[Data records]
○ ○ ○ ○ ○ ○ ○
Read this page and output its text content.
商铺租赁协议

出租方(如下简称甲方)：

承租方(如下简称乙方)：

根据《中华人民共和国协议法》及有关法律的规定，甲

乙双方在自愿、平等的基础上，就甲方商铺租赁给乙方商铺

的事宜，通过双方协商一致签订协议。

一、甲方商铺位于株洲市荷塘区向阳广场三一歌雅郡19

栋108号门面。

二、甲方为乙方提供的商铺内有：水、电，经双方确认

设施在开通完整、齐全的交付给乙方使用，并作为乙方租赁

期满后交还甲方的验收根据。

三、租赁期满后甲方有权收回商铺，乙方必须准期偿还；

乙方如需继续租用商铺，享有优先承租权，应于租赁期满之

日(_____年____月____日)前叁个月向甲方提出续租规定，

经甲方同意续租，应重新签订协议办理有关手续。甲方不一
○ ○ ○ ○ ○ ○ ○
PROBLEM DESCRIPTION:
Give an exact copy of all the data shown above.

FULL OUTPUT:
Read this page and output its text content.
商铺租赁协议

出租方(如下简称甲方)：

承租方(如下简称乙方)：

根据《中华人民共和国协议法》及有关法律的规定，甲

乙双方在自愿、平等的基础上，就甲方商铺租赁给乙方商铺

的事宜，通过双方协商一致签订协议。

一、甲方商铺位于株洲市荷塘区向阳广场三一歌雅郡19

栋108号门面。

二、甲方为乙方提供的商铺内有：水、电，经双方确认

设施在开通完整、齐全的交付给乙方使用，并作为乙方租赁

期满后交还甲方的验收根据。

三、租赁期满后甲方有权收回商铺，乙方必须准期偿还；

乙方如需继续租用商铺，享有优先承租权，应于租赁期满之

日(_____年____月____日)前叁个月向甲方提出续租规定，

经甲方同意续租，应重新签订协议办理有关手续。甲方不一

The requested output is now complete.